[Records from a data source]
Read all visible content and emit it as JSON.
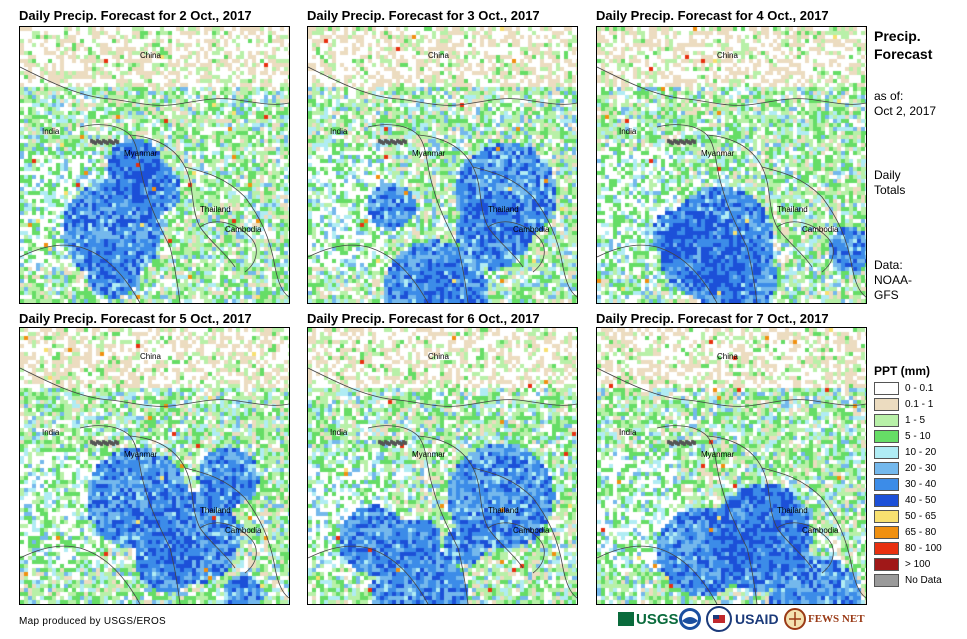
{
  "panels": [
    {
      "title": "Daily Precip. Forecast for 2 Oct., 2017"
    },
    {
      "title": "Daily Precip. Forecast for 3 Oct., 2017"
    },
    {
      "title": "Daily Precip. Forecast for 4 Oct., 2017"
    },
    {
      "title": "Daily Precip. Forecast for 5 Oct., 2017"
    },
    {
      "title": "Daily Precip. Forecast for 6 Oct., 2017"
    },
    {
      "title": "Daily Precip. Forecast for 7 Oct., 2017"
    }
  ],
  "map_labels": {
    "china": "China",
    "india": "India",
    "myanmar": "Myanmar",
    "thailand": "Thailand",
    "cambodia": "Cambodia"
  },
  "side": {
    "title_line1": "Precip.",
    "title_line2": "Forecast",
    "asof_line1": "as of:",
    "asof_line2": "Oct 2, 2017",
    "daily_line1": "Daily",
    "daily_line2": "Totals",
    "data_line1": "Data:",
    "data_line2": "NOAA-",
    "data_line3": "GFS"
  },
  "legend": {
    "title": "PPT (mm)",
    "items": [
      {
        "label": "0 - 0.1",
        "color": "#ffffff"
      },
      {
        "label": "0.1 - 1",
        "color": "#ecdcc0"
      },
      {
        "label": "1 - 5",
        "color": "#b8f0a8"
      },
      {
        "label": "5 - 10",
        "color": "#66dd66"
      },
      {
        "label": "10 - 20",
        "color": "#b0ecf4"
      },
      {
        "label": "20 - 30",
        "color": "#74b8ec"
      },
      {
        "label": "30 - 40",
        "color": "#3c8ce8"
      },
      {
        "label": "40 - 50",
        "color": "#1c50d8"
      },
      {
        "label": "50 - 65",
        "color": "#f8e070"
      },
      {
        "label": "65 - 80",
        "color": "#f09010"
      },
      {
        "label": "80 - 100",
        "color": "#e83010"
      },
      {
        "label": "> 100",
        "color": "#a01818"
      },
      {
        "label": "No Data",
        "color": "#9a9a9a"
      }
    ]
  },
  "footer": "Map produced by USGS/EROS",
  "logos": {
    "usgs": "USGS",
    "usaid": "USAID",
    "fewsnet": "FEWS NET"
  }
}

- [DIRECTIVE]
Pictures are excluded; copy all other data exactly as shown.

- [TASK SOLUTION]
Read all visible content and emit it as JSON.
{
  "panels": [
    {
      "title": "Daily Precip. Forecast for 2 Oct., 2017"
    },
    {
      "title": "Daily Precip. Forecast for 3 Oct., 2017"
    },
    {
      "title": "Daily Precip. Forecast for 4 Oct., 2017"
    },
    {
      "title": "Daily Precip. Forecast for 5 Oct., 2017"
    },
    {
      "title": "Daily Precip. Forecast for 6 Oct., 2017"
    },
    {
      "title": "Daily Precip. Forecast for 7 Oct., 2017"
    }
  ],
  "map_labels": {
    "china": "China",
    "india": "India",
    "myanmar": "Myanmar",
    "thailand": "Thailand",
    "cambodia": "Cambodia"
  },
  "side": {
    "title_line1": "Precip.",
    "title_line2": "Forecast",
    "asof_line1": "as of:",
    "asof_line2": "Oct 2, 2017",
    "daily_line1": "Daily",
    "daily_line2": "Totals",
    "data_line1": "Data:",
    "data_line2": "NOAA-",
    "data_line3": "GFS"
  },
  "legend": {
    "title": "PPT (mm)",
    "items": [
      {
        "label": "0 - 0.1",
        "color": "#ffffff"
      },
      {
        "label": "0.1 - 1",
        "color": "#ecdcc0"
      },
      {
        "label": "1 - 5",
        "color": "#b8f0a8"
      },
      {
        "label": "5 - 10",
        "color": "#66dd66"
      },
      {
        "label": "10 - 20",
        "color": "#b0ecf4"
      },
      {
        "label": "20 - 30",
        "color": "#74b8ec"
      },
      {
        "label": "30 - 40",
        "color": "#3c8ce8"
      },
      {
        "label": "40 - 50",
        "color": "#1c50d8"
      },
      {
        "label": "50 - 65",
        "color": "#f8e070"
      },
      {
        "label": "65 - 80",
        "color": "#f09010"
      },
      {
        "label": "80 - 100",
        "color": "#e83010"
      },
      {
        "label": "> 100",
        "color": "#a01818"
      },
      {
        "label": "No Data",
        "color": "#9a9a9a"
      }
    ]
  },
  "footer": "Map produced by USGS/EROS",
  "logos": {
    "usgs": "USGS",
    "usaid": "USAID",
    "fewsnet": "FEWS NET"
  }
}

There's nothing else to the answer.